To be done: Write out the entries below once more, exactly, with the pictures left out.

Data for this exercise:
»»
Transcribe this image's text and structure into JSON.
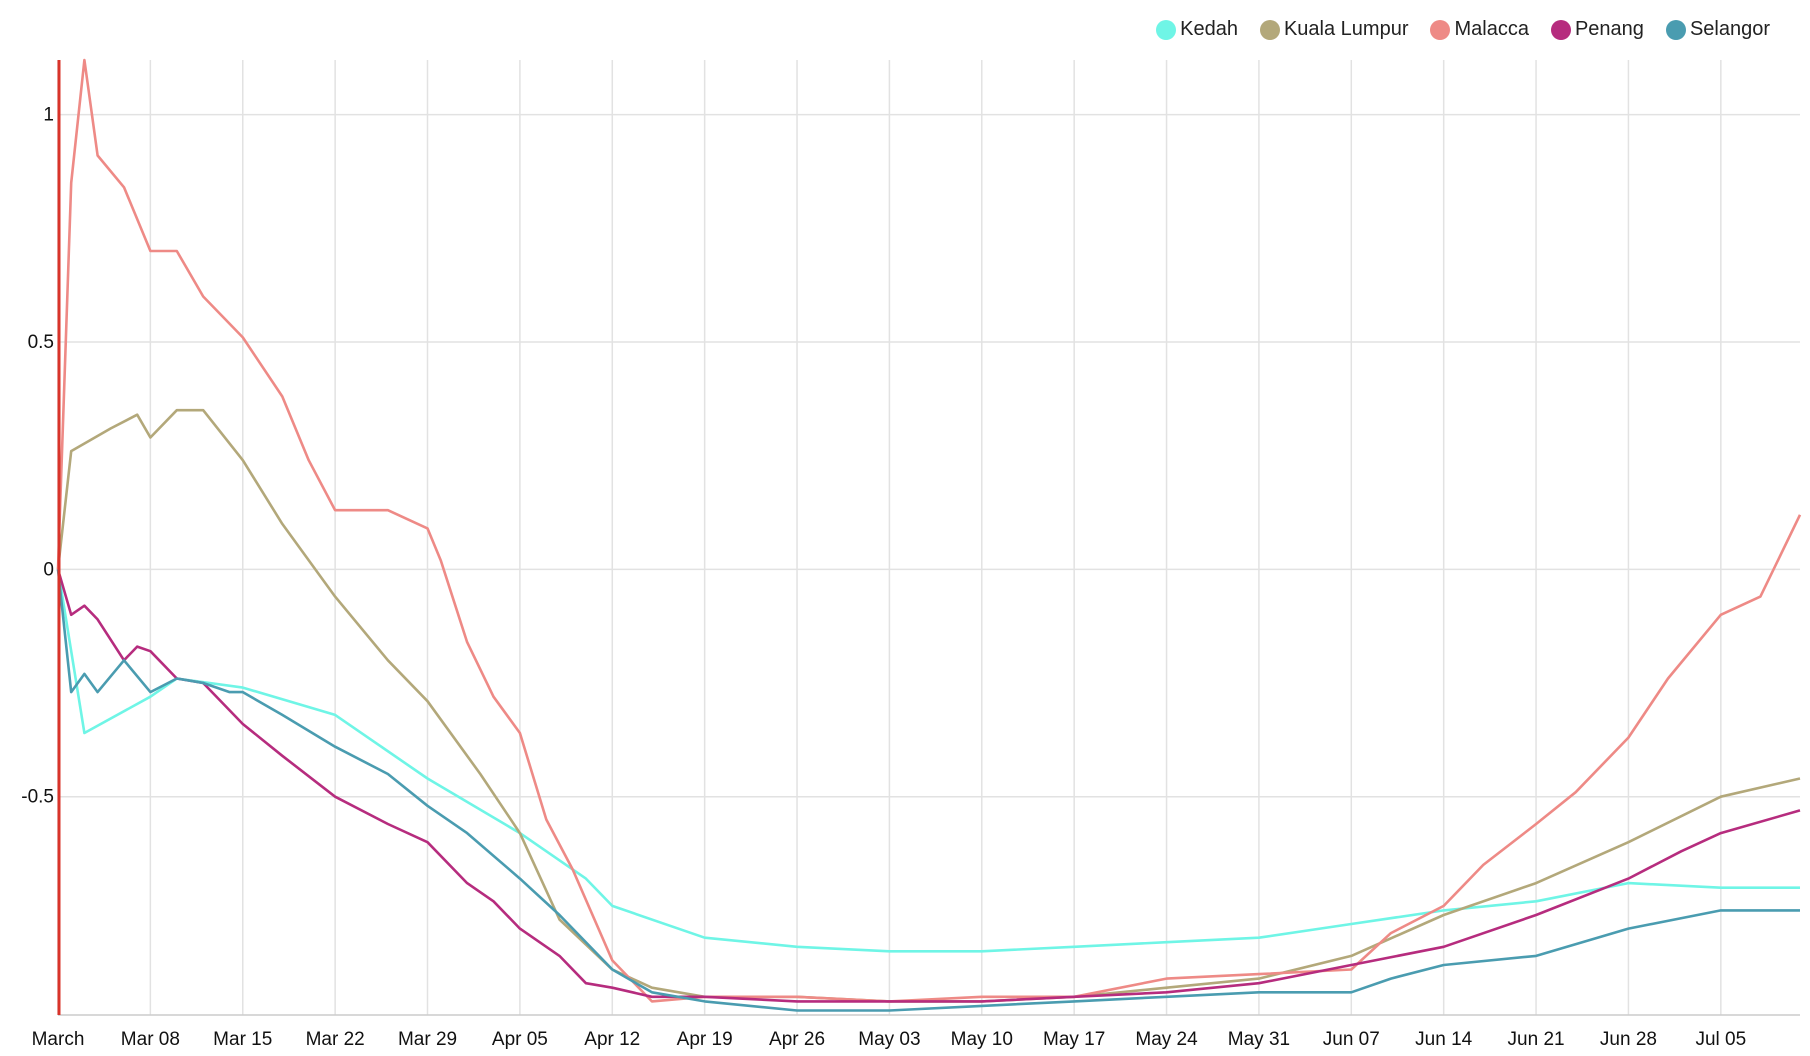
{
  "chart_data": {
    "type": "line",
    "title": "",
    "xlabel": "",
    "ylabel": "",
    "x_start": "March",
    "x_ticks": [
      "March",
      "Mar 08",
      "Mar 15",
      "Mar 22",
      "Mar 29",
      "Apr 05",
      "Apr 12",
      "Apr 19",
      "Apr 26",
      "May 03",
      "May 10",
      "May 17",
      "May 24",
      "May 31",
      "Jun 07",
      "Jun 14",
      "Jun 21",
      "Jun 28",
      "Jul 05"
    ],
    "y_ticks": [
      1,
      0.5,
      0,
      -0.5
    ],
    "y_tick_labels": [
      "1",
      "0.5",
      "0",
      "-0.5"
    ],
    "ylim": [
      -0.98,
      1.12
    ],
    "grid": true,
    "legend_position": "top-right",
    "marker_line_color": "#d9332a",
    "series": [
      {
        "name": "Kedah",
        "color": "#6ff5e6",
        "x": [
          "Mar 01",
          "Mar 03",
          "Mar 08",
          "Mar 10",
          "Mar 15",
          "Mar 22",
          "Mar 29",
          "Apr 05",
          "Apr 10",
          "Apr 12",
          "Apr 19",
          "Apr 26",
          "May 03",
          "May 10",
          "May 17",
          "May 24",
          "May 31",
          "Jun 07",
          "Jun 14",
          "Jun 21",
          "Jun 28",
          "Jul 05",
          "Jul 11"
        ],
        "values": [
          0,
          -0.36,
          -0.28,
          -0.24,
          -0.26,
          -0.32,
          -0.46,
          -0.58,
          -0.68,
          -0.74,
          -0.81,
          -0.83,
          -0.84,
          -0.84,
          -0.83,
          -0.82,
          -0.81,
          -0.78,
          -0.75,
          -0.73,
          -0.69,
          -0.7,
          -0.7
        ]
      },
      {
        "name": "Kuala Lumpur",
        "color": "#b3a87a",
        "x": [
          "Mar 01",
          "Mar 02",
          "Mar 05",
          "Mar 07",
          "Mar 08",
          "Mar 10",
          "Mar 12",
          "Mar 15",
          "Mar 18",
          "Mar 22",
          "Mar 26",
          "Mar 29",
          "Apr 02",
          "Apr 05",
          "Apr 08",
          "Apr 12",
          "Apr 15",
          "Apr 19",
          "Apr 26",
          "May 03",
          "May 10",
          "May 17",
          "May 24",
          "May 31",
          "Jun 07",
          "Jun 14",
          "Jun 21",
          "Jun 28",
          "Jul 05",
          "Jul 11"
        ],
        "values": [
          0,
          0.26,
          0.31,
          0.34,
          0.29,
          0.35,
          0.35,
          0.24,
          0.1,
          -0.06,
          -0.2,
          -0.29,
          -0.45,
          -0.58,
          -0.77,
          -0.88,
          -0.92,
          -0.94,
          -0.94,
          -0.95,
          -0.95,
          -0.94,
          -0.92,
          -0.9,
          -0.85,
          -0.76,
          -0.69,
          -0.6,
          -0.5,
          -0.46
        ]
      },
      {
        "name": "Malacca",
        "color": "#ee8a86",
        "x": [
          "Mar 01",
          "Mar 02",
          "Mar 03",
          "Mar 04",
          "Mar 06",
          "Mar 08",
          "Mar 10",
          "Mar 12",
          "Mar 15",
          "Mar 18",
          "Mar 20",
          "Mar 22",
          "Mar 26",
          "Mar 29",
          "Mar 30",
          "Apr 01",
          "Apr 03",
          "Apr 05",
          "Apr 07",
          "Apr 09",
          "Apr 12",
          "Apr 15",
          "Apr 19",
          "Apr 26",
          "May 03",
          "May 10",
          "May 17",
          "May 24",
          "May 31",
          "Jun 07",
          "Jun 10",
          "Jun 14",
          "Jun 17",
          "Jun 21",
          "Jun 24",
          "Jun 28",
          "Jul 01",
          "Jul 05",
          "Jul 08",
          "Jul 11"
        ],
        "values": [
          0,
          0.85,
          1.12,
          0.91,
          0.84,
          0.7,
          0.7,
          0.6,
          0.51,
          0.38,
          0.24,
          0.13,
          0.13,
          0.09,
          0.02,
          -0.16,
          -0.28,
          -0.36,
          -0.55,
          -0.66,
          -0.86,
          -0.95,
          -0.94,
          -0.94,
          -0.95,
          -0.94,
          -0.94,
          -0.9,
          -0.89,
          -0.88,
          -0.8,
          -0.74,
          -0.65,
          -0.56,
          -0.49,
          -0.37,
          -0.24,
          -0.1,
          -0.06,
          0.12
        ]
      },
      {
        "name": "Penang",
        "color": "#b62c7e",
        "x": [
          "Mar 01",
          "Mar 02",
          "Mar 03",
          "Mar 04",
          "Mar 06",
          "Mar 07",
          "Mar 08",
          "Mar 10",
          "Mar 12",
          "Mar 15",
          "Mar 18",
          "Mar 22",
          "Mar 26",
          "Mar 29",
          "Apr 01",
          "Apr 03",
          "Apr 05",
          "Apr 08",
          "Apr 10",
          "Apr 12",
          "Apr 15",
          "Apr 19",
          "Apr 26",
          "May 03",
          "May 10",
          "May 17",
          "May 24",
          "May 31",
          "Jun 07",
          "Jun 14",
          "Jun 21",
          "Jun 28",
          "Jul 02",
          "Jul 05",
          "Jul 11"
        ],
        "values": [
          0,
          -0.1,
          -0.08,
          -0.11,
          -0.2,
          -0.17,
          -0.18,
          -0.24,
          -0.25,
          -0.34,
          -0.41,
          -0.5,
          -0.56,
          -0.6,
          -0.69,
          -0.73,
          -0.79,
          -0.85,
          -0.91,
          -0.92,
          -0.94,
          -0.94,
          -0.95,
          -0.95,
          -0.95,
          -0.94,
          -0.93,
          -0.91,
          -0.87,
          -0.83,
          -0.76,
          -0.68,
          -0.62,
          -0.58,
          -0.53
        ]
      },
      {
        "name": "Selangor",
        "color": "#4a9cb0",
        "x": [
          "Mar 01",
          "Mar 02",
          "Mar 03",
          "Mar 04",
          "Mar 06",
          "Mar 08",
          "Mar 10",
          "Mar 12",
          "Mar 14",
          "Mar 15",
          "Mar 18",
          "Mar 22",
          "Mar 26",
          "Mar 29",
          "Apr 01",
          "Apr 05",
          "Apr 08",
          "Apr 12",
          "Apr 15",
          "Apr 19",
          "Apr 26",
          "May 03",
          "May 10",
          "May 17",
          "May 24",
          "May 31",
          "Jun 07",
          "Jun 10",
          "Jun 14",
          "Jun 21",
          "Jun 28",
          "Jul 05",
          "Jul 11"
        ],
        "values": [
          0,
          -0.27,
          -0.23,
          -0.27,
          -0.2,
          -0.27,
          -0.24,
          -0.25,
          -0.27,
          -0.27,
          -0.32,
          -0.39,
          -0.45,
          -0.52,
          -0.58,
          -0.68,
          -0.76,
          -0.88,
          -0.93,
          -0.95,
          -0.97,
          -0.97,
          -0.96,
          -0.95,
          -0.94,
          -0.93,
          -0.93,
          -0.9,
          -0.87,
          -0.85,
          -0.79,
          -0.75,
          -0.75
        ]
      }
    ]
  }
}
««
Answer to the problem:
Transcribe this image's text and structure into JSON.
{
  "chart_data": {
    "type": "line",
    "title": "",
    "xlabel": "",
    "ylabel": "",
    "x_start": "March",
    "x_ticks": [
      "March",
      "Mar 08",
      "Mar 15",
      "Mar 22",
      "Mar 29",
      "Apr 05",
      "Apr 12",
      "Apr 19",
      "Apr 26",
      "May 03",
      "May 10",
      "May 17",
      "May 24",
      "May 31",
      "Jun 07",
      "Jun 14",
      "Jun 21",
      "Jun 28",
      "Jul 05"
    ],
    "y_ticks": [
      1,
      0.5,
      0,
      -0.5
    ],
    "y_tick_labels": [
      "1",
      "0.5",
      "0",
      "-0.5"
    ],
    "ylim": [
      -0.98,
      1.12
    ],
    "grid": true,
    "legend_position": "top-right",
    "marker_line_color": "#d9332a",
    "series": [
      {
        "name": "Kedah",
        "color": "#6ff5e6",
        "x": [
          "Mar 01",
          "Mar 03",
          "Mar 08",
          "Mar 10",
          "Mar 15",
          "Mar 22",
          "Mar 29",
          "Apr 05",
          "Apr 10",
          "Apr 12",
          "Apr 19",
          "Apr 26",
          "May 03",
          "May 10",
          "May 17",
          "May 24",
          "May 31",
          "Jun 07",
          "Jun 14",
          "Jun 21",
          "Jun 28",
          "Jul 05",
          "Jul 11"
        ],
        "values": [
          0,
          -0.36,
          -0.28,
          -0.24,
          -0.26,
          -0.32,
          -0.46,
          -0.58,
          -0.68,
          -0.74,
          -0.81,
          -0.83,
          -0.84,
          -0.84,
          -0.83,
          -0.82,
          -0.81,
          -0.78,
          -0.75,
          -0.73,
          -0.69,
          -0.7,
          -0.7
        ]
      },
      {
        "name": "Kuala Lumpur",
        "color": "#b3a87a",
        "x": [
          "Mar 01",
          "Mar 02",
          "Mar 05",
          "Mar 07",
          "Mar 08",
          "Mar 10",
          "Mar 12",
          "Mar 15",
          "Mar 18",
          "Mar 22",
          "Mar 26",
          "Mar 29",
          "Apr 02",
          "Apr 05",
          "Apr 08",
          "Apr 12",
          "Apr 15",
          "Apr 19",
          "Apr 26",
          "May 03",
          "May 10",
          "May 17",
          "May 24",
          "May 31",
          "Jun 07",
          "Jun 14",
          "Jun 21",
          "Jun 28",
          "Jul 05",
          "Jul 11"
        ],
        "values": [
          0,
          0.26,
          0.31,
          0.34,
          0.29,
          0.35,
          0.35,
          0.24,
          0.1,
          -0.06,
          -0.2,
          -0.29,
          -0.45,
          -0.58,
          -0.77,
          -0.88,
          -0.92,
          -0.94,
          -0.94,
          -0.95,
          -0.95,
          -0.94,
          -0.92,
          -0.9,
          -0.85,
          -0.76,
          -0.69,
          -0.6,
          -0.5,
          -0.46
        ]
      },
      {
        "name": "Malacca",
        "color": "#ee8a86",
        "x": [
          "Mar 01",
          "Mar 02",
          "Mar 03",
          "Mar 04",
          "Mar 06",
          "Mar 08",
          "Mar 10",
          "Mar 12",
          "Mar 15",
          "Mar 18",
          "Mar 20",
          "Mar 22",
          "Mar 26",
          "Mar 29",
          "Mar 30",
          "Apr 01",
          "Apr 03",
          "Apr 05",
          "Apr 07",
          "Apr 09",
          "Apr 12",
          "Apr 15",
          "Apr 19",
          "Apr 26",
          "May 03",
          "May 10",
          "May 17",
          "May 24",
          "May 31",
          "Jun 07",
          "Jun 10",
          "Jun 14",
          "Jun 17",
          "Jun 21",
          "Jun 24",
          "Jun 28",
          "Jul 01",
          "Jul 05",
          "Jul 08",
          "Jul 11"
        ],
        "values": [
          0,
          0.85,
          1.12,
          0.91,
          0.84,
          0.7,
          0.7,
          0.6,
          0.51,
          0.38,
          0.24,
          0.13,
          0.13,
          0.09,
          0.02,
          -0.16,
          -0.28,
          -0.36,
          -0.55,
          -0.66,
          -0.86,
          -0.95,
          -0.94,
          -0.94,
          -0.95,
          -0.94,
          -0.94,
          -0.9,
          -0.89,
          -0.88,
          -0.8,
          -0.74,
          -0.65,
          -0.56,
          -0.49,
          -0.37,
          -0.24,
          -0.1,
          -0.06,
          0.12
        ]
      },
      {
        "name": "Penang",
        "color": "#b62c7e",
        "x": [
          "Mar 01",
          "Mar 02",
          "Mar 03",
          "Mar 04",
          "Mar 06",
          "Mar 07",
          "Mar 08",
          "Mar 10",
          "Mar 12",
          "Mar 15",
          "Mar 18",
          "Mar 22",
          "Mar 26",
          "Mar 29",
          "Apr 01",
          "Apr 03",
          "Apr 05",
          "Apr 08",
          "Apr 10",
          "Apr 12",
          "Apr 15",
          "Apr 19",
          "Apr 26",
          "May 03",
          "May 10",
          "May 17",
          "May 24",
          "May 31",
          "Jun 07",
          "Jun 14",
          "Jun 21",
          "Jun 28",
          "Jul 02",
          "Jul 05",
          "Jul 11"
        ],
        "values": [
          0,
          -0.1,
          -0.08,
          -0.11,
          -0.2,
          -0.17,
          -0.18,
          -0.24,
          -0.25,
          -0.34,
          -0.41,
          -0.5,
          -0.56,
          -0.6,
          -0.69,
          -0.73,
          -0.79,
          -0.85,
          -0.91,
          -0.92,
          -0.94,
          -0.94,
          -0.95,
          -0.95,
          -0.95,
          -0.94,
          -0.93,
          -0.91,
          -0.87,
          -0.83,
          -0.76,
          -0.68,
          -0.62,
          -0.58,
          -0.53
        ]
      },
      {
        "name": "Selangor",
        "color": "#4a9cb0",
        "x": [
          "Mar 01",
          "Mar 02",
          "Mar 03",
          "Mar 04",
          "Mar 06",
          "Mar 08",
          "Mar 10",
          "Mar 12",
          "Mar 14",
          "Mar 15",
          "Mar 18",
          "Mar 22",
          "Mar 26",
          "Mar 29",
          "Apr 01",
          "Apr 05",
          "Apr 08",
          "Apr 12",
          "Apr 15",
          "Apr 19",
          "Apr 26",
          "May 03",
          "May 10",
          "May 17",
          "May 24",
          "May 31",
          "Jun 07",
          "Jun 10",
          "Jun 14",
          "Jun 21",
          "Jun 28",
          "Jul 05",
          "Jul 11"
        ],
        "values": [
          0,
          -0.27,
          -0.23,
          -0.27,
          -0.2,
          -0.27,
          -0.24,
          -0.25,
          -0.27,
          -0.27,
          -0.32,
          -0.39,
          -0.45,
          -0.52,
          -0.58,
          -0.68,
          -0.76,
          -0.88,
          -0.93,
          -0.95,
          -0.97,
          -0.97,
          -0.96,
          -0.95,
          -0.94,
          -0.93,
          -0.93,
          -0.9,
          -0.87,
          -0.85,
          -0.79,
          -0.75,
          -0.75
        ]
      }
    ]
  }
}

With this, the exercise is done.